Given request
Collect each line containing "サポート費".

Records to use
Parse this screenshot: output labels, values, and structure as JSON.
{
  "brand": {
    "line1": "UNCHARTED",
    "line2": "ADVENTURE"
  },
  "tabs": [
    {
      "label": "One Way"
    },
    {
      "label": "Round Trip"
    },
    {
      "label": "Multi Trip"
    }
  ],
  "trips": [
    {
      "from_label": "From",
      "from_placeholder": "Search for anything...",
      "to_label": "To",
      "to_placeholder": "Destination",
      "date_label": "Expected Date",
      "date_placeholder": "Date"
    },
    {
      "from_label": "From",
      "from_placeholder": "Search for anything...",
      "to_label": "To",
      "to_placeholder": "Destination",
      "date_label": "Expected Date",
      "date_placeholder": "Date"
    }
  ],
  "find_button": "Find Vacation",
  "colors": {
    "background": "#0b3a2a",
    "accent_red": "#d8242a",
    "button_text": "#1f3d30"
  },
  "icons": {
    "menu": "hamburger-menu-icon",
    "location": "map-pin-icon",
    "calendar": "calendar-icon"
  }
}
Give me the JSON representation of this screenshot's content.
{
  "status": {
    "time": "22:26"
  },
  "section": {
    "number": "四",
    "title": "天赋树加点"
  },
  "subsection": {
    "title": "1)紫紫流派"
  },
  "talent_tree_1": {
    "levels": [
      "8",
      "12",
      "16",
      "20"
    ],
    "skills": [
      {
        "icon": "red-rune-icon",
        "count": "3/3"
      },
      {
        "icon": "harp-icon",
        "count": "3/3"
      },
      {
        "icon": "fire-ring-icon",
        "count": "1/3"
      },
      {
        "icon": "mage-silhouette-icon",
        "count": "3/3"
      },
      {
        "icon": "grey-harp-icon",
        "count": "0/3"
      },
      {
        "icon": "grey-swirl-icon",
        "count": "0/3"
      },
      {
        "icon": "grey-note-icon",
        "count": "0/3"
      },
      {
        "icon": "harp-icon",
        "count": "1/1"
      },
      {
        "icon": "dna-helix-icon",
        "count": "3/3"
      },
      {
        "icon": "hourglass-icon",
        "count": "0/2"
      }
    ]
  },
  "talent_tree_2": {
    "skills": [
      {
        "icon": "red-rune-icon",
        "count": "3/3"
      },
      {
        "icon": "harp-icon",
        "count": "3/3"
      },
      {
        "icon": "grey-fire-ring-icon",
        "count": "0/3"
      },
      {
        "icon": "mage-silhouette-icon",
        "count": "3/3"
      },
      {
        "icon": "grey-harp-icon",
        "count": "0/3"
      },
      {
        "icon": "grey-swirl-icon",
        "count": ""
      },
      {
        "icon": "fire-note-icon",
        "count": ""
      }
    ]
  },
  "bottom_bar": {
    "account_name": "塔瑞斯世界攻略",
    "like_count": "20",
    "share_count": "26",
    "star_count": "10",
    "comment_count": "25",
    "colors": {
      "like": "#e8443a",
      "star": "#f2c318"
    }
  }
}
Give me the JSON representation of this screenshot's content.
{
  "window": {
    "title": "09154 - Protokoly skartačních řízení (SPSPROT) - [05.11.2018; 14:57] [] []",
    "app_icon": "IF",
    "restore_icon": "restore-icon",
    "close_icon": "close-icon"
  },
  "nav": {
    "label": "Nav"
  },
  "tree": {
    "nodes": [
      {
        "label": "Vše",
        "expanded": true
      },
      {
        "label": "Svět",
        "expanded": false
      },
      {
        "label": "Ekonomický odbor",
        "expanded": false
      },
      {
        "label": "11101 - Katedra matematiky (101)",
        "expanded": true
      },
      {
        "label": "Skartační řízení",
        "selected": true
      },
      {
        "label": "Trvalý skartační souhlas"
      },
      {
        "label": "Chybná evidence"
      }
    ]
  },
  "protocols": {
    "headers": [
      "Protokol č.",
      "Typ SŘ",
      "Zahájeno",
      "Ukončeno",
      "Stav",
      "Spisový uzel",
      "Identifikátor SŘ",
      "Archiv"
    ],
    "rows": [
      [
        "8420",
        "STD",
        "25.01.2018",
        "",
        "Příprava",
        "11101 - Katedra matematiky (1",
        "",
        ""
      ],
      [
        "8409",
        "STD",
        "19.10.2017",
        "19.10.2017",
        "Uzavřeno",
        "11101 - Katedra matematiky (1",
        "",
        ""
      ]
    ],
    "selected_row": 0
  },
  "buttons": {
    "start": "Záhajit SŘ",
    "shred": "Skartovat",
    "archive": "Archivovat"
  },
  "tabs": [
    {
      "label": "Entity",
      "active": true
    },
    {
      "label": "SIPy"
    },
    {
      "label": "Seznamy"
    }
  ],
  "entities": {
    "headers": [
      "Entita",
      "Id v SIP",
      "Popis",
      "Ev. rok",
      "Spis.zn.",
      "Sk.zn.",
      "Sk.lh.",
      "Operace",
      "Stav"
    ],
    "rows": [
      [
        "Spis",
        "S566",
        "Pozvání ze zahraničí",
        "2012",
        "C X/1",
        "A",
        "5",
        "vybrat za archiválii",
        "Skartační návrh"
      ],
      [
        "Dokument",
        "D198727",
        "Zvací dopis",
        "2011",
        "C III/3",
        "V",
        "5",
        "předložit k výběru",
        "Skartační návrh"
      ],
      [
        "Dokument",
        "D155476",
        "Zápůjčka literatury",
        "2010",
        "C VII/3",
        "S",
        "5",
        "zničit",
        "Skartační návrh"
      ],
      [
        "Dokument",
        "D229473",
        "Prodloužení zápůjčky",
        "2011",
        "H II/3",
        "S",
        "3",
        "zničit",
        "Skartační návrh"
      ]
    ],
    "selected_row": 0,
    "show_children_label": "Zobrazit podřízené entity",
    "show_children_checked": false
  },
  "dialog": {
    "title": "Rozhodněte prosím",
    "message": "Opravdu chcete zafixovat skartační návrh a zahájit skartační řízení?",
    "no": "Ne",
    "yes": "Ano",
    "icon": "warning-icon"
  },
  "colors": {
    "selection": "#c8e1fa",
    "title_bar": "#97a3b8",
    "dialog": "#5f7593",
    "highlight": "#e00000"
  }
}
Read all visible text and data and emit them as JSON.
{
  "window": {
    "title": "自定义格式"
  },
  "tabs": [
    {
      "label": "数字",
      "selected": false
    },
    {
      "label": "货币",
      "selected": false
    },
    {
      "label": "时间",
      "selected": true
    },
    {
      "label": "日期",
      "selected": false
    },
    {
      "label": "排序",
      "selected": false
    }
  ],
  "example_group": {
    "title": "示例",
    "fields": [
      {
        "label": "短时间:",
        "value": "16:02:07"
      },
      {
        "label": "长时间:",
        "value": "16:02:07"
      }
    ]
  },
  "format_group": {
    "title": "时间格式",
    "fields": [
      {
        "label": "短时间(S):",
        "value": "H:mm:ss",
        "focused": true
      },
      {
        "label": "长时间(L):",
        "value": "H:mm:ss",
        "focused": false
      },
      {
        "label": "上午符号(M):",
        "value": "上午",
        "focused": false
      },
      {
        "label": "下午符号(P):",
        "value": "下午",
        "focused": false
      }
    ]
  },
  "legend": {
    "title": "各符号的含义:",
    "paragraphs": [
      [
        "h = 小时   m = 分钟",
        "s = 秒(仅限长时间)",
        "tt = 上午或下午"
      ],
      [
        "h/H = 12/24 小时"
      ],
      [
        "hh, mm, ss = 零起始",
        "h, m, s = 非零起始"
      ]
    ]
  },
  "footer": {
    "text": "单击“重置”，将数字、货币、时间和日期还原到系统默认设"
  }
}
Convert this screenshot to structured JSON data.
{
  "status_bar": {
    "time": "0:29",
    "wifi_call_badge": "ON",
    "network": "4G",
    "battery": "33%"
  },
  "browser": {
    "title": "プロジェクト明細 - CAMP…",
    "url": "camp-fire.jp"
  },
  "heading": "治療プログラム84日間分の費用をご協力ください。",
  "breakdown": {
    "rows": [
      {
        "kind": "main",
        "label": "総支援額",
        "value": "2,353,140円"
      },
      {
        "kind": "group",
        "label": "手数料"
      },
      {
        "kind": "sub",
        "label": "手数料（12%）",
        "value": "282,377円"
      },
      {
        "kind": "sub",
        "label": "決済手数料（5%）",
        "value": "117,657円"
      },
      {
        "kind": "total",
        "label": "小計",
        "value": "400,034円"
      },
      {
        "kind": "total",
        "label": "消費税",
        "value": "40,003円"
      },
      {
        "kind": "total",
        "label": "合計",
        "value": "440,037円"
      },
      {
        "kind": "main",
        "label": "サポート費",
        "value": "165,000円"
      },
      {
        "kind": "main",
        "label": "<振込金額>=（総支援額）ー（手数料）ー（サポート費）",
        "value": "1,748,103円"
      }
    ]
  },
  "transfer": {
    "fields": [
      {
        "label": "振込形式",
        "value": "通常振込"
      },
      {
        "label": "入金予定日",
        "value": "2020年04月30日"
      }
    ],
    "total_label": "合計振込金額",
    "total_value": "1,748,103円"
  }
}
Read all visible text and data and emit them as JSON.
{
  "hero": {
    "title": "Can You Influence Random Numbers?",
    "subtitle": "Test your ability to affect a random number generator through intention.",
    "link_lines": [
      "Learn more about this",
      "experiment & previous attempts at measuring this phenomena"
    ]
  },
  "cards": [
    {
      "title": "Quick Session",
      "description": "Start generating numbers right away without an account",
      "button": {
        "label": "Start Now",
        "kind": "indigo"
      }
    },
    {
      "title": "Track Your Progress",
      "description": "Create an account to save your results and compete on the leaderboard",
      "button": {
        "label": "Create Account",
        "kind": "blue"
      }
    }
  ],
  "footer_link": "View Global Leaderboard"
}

The response
        "label": "サポート費",
        "label": "<振込金額>=（総支援額）ー（手数料）ー（サポート費）",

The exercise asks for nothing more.